Given problem:
Write every line of the material out exactly as shown.

BEGIN Extracted data

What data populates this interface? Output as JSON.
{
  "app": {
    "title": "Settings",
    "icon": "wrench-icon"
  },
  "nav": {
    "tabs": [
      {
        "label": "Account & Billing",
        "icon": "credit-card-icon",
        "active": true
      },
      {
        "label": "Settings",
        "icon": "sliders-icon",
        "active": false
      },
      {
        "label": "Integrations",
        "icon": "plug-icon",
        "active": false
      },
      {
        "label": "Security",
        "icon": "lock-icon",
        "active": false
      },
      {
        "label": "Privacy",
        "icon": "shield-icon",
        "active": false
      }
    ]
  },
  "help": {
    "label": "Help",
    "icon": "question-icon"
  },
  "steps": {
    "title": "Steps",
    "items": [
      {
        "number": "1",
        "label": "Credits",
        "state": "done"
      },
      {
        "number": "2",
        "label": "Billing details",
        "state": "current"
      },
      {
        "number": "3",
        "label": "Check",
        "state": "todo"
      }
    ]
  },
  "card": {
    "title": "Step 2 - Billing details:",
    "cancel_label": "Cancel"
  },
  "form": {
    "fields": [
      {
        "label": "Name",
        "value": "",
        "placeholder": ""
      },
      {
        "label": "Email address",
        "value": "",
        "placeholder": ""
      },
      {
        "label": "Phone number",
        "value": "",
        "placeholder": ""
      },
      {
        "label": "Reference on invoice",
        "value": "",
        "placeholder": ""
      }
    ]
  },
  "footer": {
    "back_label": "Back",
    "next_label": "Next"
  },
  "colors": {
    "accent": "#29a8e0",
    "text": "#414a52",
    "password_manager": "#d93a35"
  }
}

END Extracted data

Solution to this problem:
What data populates this interface? Output as JSON.
{
  "app": {
    "title": "Settings",
    "icon": "wrench-icon"
  },
  "nav": {
    "tabs": [
      {
        "label": "Account & Billing",
        "icon": "credit-card-icon",
        "active": true
      },
      {
        "label": "Settings",
        "icon": "sliders-icon",
        "active": false
      },
      {
        "label": "Integrations",
        "icon": "plug-icon",
        "active": false
      },
      {
        "label": "Security",
        "icon": "lock-icon",
        "active": false
      },
      {
        "label": "Privacy",
        "icon": "shield-icon",
        "active": false
      }
    ]
  },
  "help": {
    "label": "Help",
    "icon": "question-icon"
  },
  "steps": {
    "title": "Steps",
    "items": [
      {
        "number": "1",
        "label": "Credits",
        "state": "done"
      },
      {
        "number": "2",
        "label": "Billing details",
        "state": "current"
      },
      {
        "number": "3",
        "label": "Check",
        "state": "todo"
      }
    ]
  },
  "card": {
    "title": "Step 2 - Billing details:",
    "cancel_label": "Cancel"
  },
  "form": {
    "fields": [
      {
        "label": "Name",
        "value": "",
        "placeholder": ""
      },
      {
        "label": "Email address",
        "value": "",
        "placeholder": ""
      },
      {
        "label": "Phone number",
        "value": "",
        "placeholder": ""
      },
      {
        "label": "Reference on invoice",
        "value": "",
        "placeholder": ""
      }
    ]
  },
  "footer": {
    "back_label": "Back",
    "next_label": "Next"
  },
  "colors": {
    "accent": "#29a8e0",
    "text": "#414a52",
    "password_manager": "#d93a35"
  }
}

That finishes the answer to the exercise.